Dataset excerpt:
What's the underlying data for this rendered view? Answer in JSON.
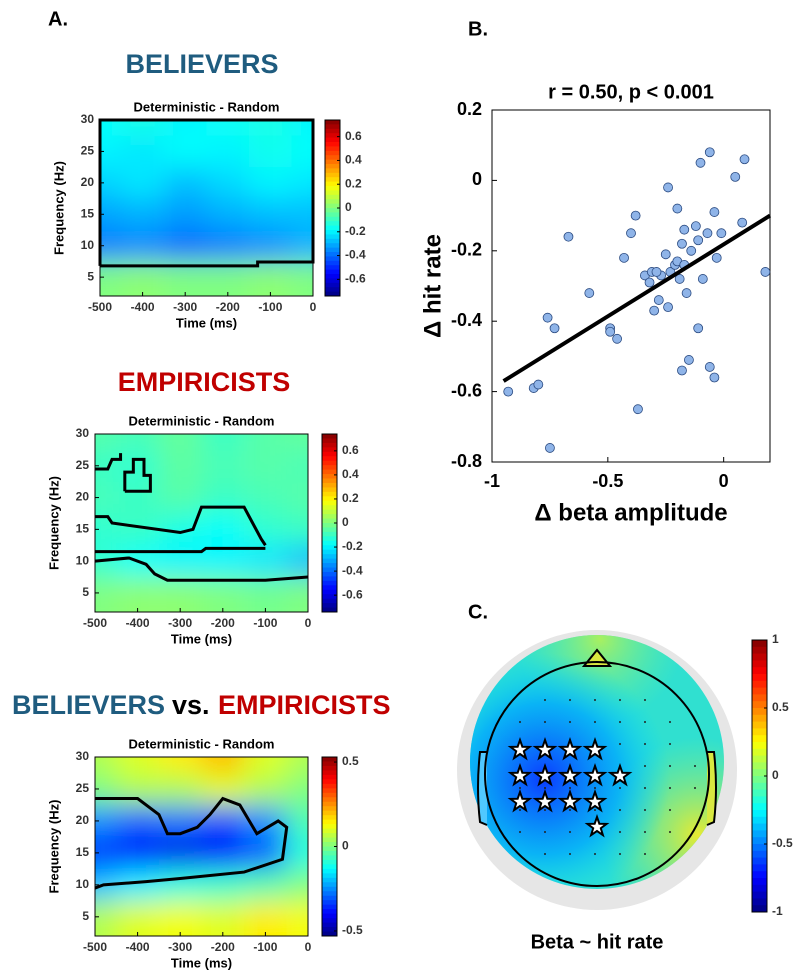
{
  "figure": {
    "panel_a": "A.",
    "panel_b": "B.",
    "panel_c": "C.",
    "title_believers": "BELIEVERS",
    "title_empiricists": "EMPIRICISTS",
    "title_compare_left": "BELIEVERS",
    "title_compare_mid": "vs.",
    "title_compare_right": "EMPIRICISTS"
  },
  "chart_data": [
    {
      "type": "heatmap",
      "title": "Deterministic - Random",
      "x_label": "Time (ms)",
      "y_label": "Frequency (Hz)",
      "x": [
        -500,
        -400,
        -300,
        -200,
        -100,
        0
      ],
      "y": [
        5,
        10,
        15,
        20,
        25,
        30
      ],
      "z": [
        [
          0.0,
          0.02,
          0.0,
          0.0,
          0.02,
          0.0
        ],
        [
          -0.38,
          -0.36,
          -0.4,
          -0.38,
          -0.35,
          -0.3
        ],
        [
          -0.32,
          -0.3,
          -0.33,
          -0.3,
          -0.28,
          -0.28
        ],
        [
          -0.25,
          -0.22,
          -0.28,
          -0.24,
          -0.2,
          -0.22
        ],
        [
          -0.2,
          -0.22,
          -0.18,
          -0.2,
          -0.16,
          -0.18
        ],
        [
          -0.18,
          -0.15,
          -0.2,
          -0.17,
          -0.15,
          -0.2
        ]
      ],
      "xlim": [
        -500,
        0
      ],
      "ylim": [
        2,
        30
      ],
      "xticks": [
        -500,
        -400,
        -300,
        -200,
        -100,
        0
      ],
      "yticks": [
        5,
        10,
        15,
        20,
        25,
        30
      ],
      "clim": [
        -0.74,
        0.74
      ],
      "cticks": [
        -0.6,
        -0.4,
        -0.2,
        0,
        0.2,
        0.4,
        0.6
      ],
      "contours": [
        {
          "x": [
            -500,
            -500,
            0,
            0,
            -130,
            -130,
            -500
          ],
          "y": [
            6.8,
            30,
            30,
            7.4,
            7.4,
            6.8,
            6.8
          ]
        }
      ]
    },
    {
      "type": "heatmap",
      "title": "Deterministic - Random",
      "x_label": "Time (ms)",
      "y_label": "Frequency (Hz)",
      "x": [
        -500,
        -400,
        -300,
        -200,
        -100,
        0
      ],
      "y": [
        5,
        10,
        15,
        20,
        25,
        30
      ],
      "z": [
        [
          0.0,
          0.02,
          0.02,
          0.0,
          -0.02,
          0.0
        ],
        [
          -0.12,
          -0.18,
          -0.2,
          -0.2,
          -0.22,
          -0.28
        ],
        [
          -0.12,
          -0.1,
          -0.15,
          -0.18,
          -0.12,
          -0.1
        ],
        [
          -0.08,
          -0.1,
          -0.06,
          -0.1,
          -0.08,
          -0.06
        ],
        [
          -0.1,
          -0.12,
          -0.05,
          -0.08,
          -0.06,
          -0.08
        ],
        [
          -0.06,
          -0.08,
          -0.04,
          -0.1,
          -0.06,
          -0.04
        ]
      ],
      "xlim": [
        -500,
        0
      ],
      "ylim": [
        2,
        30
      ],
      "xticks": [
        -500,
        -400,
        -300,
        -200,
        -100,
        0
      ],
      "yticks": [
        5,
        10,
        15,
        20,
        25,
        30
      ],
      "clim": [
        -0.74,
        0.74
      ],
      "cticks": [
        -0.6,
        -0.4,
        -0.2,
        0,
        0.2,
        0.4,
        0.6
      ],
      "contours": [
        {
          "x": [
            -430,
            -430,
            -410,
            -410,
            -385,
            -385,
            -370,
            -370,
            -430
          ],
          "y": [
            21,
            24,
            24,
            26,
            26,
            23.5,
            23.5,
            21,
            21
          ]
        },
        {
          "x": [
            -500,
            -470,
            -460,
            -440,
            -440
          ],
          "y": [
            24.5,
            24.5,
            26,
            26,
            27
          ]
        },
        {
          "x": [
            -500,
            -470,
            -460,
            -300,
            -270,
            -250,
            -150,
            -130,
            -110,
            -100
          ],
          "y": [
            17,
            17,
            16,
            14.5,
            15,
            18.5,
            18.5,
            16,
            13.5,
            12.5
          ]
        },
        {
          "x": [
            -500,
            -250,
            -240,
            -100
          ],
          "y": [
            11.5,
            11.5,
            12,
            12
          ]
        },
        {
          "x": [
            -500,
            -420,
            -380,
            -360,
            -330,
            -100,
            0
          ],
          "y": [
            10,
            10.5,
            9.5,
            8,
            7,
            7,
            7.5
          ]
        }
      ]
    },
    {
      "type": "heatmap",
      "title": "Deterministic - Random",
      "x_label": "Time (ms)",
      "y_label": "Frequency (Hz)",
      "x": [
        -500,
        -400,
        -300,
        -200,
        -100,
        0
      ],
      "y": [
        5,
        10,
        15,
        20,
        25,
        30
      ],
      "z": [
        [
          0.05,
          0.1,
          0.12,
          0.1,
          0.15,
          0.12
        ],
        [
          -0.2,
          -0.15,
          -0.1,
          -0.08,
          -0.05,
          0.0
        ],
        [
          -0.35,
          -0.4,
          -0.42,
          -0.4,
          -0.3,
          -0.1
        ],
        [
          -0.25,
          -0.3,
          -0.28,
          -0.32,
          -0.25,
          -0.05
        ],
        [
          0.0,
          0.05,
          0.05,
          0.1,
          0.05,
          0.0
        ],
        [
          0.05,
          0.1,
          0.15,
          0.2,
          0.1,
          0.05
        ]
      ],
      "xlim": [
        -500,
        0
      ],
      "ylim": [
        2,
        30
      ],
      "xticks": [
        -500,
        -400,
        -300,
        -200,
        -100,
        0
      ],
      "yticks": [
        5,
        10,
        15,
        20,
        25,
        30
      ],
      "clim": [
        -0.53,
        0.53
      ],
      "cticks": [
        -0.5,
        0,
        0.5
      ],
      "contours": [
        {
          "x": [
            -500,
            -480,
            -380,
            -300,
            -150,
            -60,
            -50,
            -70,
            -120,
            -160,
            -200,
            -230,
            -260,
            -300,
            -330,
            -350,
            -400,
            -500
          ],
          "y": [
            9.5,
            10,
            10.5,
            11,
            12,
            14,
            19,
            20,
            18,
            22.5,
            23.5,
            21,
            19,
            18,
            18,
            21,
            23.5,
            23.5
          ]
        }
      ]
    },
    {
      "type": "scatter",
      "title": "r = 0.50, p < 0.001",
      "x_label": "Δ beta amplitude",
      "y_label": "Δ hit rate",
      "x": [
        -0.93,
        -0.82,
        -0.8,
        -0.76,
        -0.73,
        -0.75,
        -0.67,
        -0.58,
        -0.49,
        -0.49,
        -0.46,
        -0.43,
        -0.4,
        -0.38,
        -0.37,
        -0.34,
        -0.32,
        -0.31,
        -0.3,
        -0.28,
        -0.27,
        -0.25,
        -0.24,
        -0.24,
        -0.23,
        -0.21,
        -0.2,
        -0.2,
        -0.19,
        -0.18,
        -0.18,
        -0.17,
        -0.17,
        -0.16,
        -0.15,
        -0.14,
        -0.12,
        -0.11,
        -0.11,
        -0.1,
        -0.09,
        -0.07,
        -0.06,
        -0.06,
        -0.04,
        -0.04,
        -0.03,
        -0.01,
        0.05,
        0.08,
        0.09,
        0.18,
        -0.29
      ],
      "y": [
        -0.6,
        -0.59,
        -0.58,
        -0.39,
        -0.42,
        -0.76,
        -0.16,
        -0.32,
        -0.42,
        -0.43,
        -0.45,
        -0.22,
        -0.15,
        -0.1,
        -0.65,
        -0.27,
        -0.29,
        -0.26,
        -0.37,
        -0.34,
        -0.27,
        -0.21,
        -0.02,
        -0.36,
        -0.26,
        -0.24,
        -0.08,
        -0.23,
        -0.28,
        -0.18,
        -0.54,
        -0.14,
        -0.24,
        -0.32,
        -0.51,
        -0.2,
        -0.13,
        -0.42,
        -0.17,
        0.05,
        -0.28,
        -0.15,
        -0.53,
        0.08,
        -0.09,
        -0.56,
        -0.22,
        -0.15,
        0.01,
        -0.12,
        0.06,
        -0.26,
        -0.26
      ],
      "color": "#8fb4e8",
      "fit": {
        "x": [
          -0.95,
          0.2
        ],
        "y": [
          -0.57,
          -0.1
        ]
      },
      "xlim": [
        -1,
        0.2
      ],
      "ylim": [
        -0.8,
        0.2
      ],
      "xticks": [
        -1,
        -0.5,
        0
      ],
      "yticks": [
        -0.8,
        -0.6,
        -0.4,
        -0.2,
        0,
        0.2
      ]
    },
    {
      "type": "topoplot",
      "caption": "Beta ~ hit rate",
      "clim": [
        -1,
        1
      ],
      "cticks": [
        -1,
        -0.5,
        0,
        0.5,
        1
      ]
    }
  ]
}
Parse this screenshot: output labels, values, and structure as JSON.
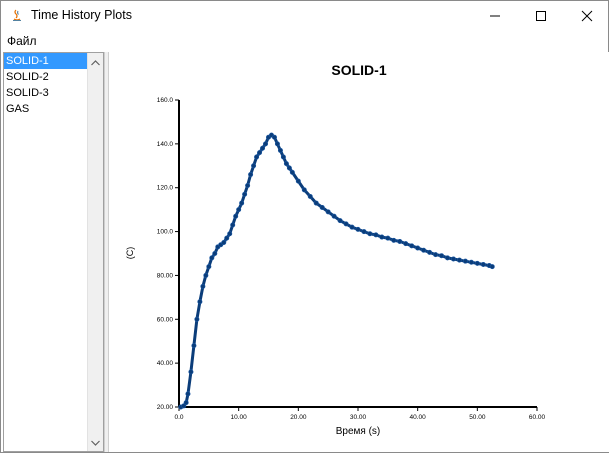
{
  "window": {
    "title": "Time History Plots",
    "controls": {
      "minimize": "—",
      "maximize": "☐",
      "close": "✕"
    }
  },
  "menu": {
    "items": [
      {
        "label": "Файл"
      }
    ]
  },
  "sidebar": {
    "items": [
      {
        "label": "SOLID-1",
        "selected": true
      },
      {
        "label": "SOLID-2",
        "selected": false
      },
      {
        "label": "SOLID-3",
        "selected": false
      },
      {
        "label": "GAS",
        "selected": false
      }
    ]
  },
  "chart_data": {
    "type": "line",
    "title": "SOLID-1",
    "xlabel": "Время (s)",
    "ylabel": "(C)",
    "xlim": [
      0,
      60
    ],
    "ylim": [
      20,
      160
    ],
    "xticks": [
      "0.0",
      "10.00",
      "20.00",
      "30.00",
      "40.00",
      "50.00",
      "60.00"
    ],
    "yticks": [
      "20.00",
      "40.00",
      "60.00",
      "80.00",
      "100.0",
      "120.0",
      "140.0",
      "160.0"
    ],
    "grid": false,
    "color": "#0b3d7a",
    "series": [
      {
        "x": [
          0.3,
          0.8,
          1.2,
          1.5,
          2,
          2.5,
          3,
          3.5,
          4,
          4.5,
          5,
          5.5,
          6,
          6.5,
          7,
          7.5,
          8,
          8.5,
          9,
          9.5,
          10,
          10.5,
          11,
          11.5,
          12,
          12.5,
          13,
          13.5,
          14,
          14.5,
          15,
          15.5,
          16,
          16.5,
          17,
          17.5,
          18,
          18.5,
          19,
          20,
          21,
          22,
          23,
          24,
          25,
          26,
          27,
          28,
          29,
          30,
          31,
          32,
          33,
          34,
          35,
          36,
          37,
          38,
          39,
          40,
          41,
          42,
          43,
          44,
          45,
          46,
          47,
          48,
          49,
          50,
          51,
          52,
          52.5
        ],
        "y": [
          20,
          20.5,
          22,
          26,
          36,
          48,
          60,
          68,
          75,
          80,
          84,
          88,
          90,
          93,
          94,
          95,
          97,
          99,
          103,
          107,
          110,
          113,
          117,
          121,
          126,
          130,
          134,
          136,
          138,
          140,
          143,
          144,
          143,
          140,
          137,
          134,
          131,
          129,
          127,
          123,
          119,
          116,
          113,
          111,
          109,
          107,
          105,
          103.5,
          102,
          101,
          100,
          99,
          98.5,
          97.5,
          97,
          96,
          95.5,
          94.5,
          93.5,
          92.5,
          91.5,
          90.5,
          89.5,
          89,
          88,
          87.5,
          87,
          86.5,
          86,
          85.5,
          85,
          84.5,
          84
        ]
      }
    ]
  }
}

Stated task: Give only the number of lines in the listing above that include the string "BELIEVERS".

Written solution: 2